*Exercise aim*
Extract the complete listing and repeat it word for word.

[Records from a data collection]

-- Begin --

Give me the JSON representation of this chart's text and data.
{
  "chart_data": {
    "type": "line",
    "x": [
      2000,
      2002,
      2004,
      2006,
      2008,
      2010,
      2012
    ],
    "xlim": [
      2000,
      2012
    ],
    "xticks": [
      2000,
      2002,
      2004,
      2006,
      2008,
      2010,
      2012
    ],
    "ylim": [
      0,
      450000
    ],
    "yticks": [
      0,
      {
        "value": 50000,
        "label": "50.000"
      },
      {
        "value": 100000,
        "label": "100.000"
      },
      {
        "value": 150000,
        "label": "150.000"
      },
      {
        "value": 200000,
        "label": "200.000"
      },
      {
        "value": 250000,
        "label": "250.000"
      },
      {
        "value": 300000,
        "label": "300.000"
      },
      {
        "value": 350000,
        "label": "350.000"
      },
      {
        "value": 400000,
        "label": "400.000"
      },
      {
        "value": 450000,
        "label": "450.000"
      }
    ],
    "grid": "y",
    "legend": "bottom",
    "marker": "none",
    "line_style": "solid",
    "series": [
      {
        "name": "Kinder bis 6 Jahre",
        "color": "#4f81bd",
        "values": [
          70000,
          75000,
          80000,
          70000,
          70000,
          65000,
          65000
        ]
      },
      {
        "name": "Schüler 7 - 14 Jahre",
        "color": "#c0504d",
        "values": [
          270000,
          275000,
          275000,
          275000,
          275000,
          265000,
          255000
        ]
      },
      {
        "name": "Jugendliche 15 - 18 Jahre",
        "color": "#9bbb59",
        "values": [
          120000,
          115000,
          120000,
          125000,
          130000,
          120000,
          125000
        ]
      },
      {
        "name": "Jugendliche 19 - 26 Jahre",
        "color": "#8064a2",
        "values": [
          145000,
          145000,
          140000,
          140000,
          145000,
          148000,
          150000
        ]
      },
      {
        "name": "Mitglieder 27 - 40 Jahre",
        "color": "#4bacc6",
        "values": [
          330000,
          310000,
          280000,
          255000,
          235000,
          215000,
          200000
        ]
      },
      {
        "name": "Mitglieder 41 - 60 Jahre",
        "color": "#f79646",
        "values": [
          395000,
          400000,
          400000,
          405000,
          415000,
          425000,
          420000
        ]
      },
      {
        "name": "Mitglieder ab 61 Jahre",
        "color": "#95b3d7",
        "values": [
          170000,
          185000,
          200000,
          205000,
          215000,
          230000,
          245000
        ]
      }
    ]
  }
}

-- End --

*Output for this exercise*
Give me the JSON representation of this chart's text and data.
{
  "chart_data": {
    "type": "line",
    "x": [
      2000,
      2002,
      2004,
      2006,
      2008,
      2010,
      2012
    ],
    "xlim": [
      2000,
      2012
    ],
    "xticks": [
      2000,
      2002,
      2004,
      2006,
      2008,
      2010,
      2012
    ],
    "ylim": [
      0,
      450000
    ],
    "yticks": [
      0,
      {
        "value": 50000,
        "label": "50.000"
      },
      {
        "value": 100000,
        "label": "100.000"
      },
      {
        "value": 150000,
        "label": "150.000"
      },
      {
        "value": 200000,
        "label": "200.000"
      },
      {
        "value": 250000,
        "label": "250.000"
      },
      {
        "value": 300000,
        "label": "300.000"
      },
      {
        "value": 350000,
        "label": "350.000"
      },
      {
        "value": 400000,
        "label": "400.000"
      },
      {
        "value": 450000,
        "label": "450.000"
      }
    ],
    "grid": "y",
    "legend": "bottom",
    "marker": "none",
    "line_style": "solid",
    "series": [
      {
        "name": "Kinder bis 6 Jahre",
        "color": "#4f81bd",
        "values": [
          70000,
          75000,
          80000,
          70000,
          70000,
          65000,
          65000
        ]
      },
      {
        "name": "Schüler 7 - 14 Jahre",
        "color": "#c0504d",
        "values": [
          270000,
          275000,
          275000,
          275000,
          275000,
          265000,
          255000
        ]
      },
      {
        "name": "Jugendliche 15 - 18 Jahre",
        "color": "#9bbb59",
        "values": [
          120000,
          115000,
          120000,
          125000,
          130000,
          120000,
          125000
        ]
      },
      {
        "name": "Jugendliche 19 - 26 Jahre",
        "color": "#8064a2",
        "values": [
          145000,
          145000,
          140000,
          140000,
          145000,
          148000,
          150000
        ]
      },
      {
        "name": "Mitglieder 27 - 40 Jahre",
        "color": "#4bacc6",
        "values": [
          330000,
          310000,
          280000,
          255000,
          235000,
          215000,
          200000
        ]
      },
      {
        "name": "Mitglieder 41 - 60 Jahre",
        "color": "#f79646",
        "values": [
          395000,
          400000,
          400000,
          405000,
          415000,
          425000,
          420000
        ]
      },
      {
        "name": "Mitglieder ab 61 Jahre",
        "color": "#95b3d7",
        "values": [
          170000,
          185000,
          200000,
          205000,
          215000,
          230000,
          245000
        ]
      }
    ]
  }
}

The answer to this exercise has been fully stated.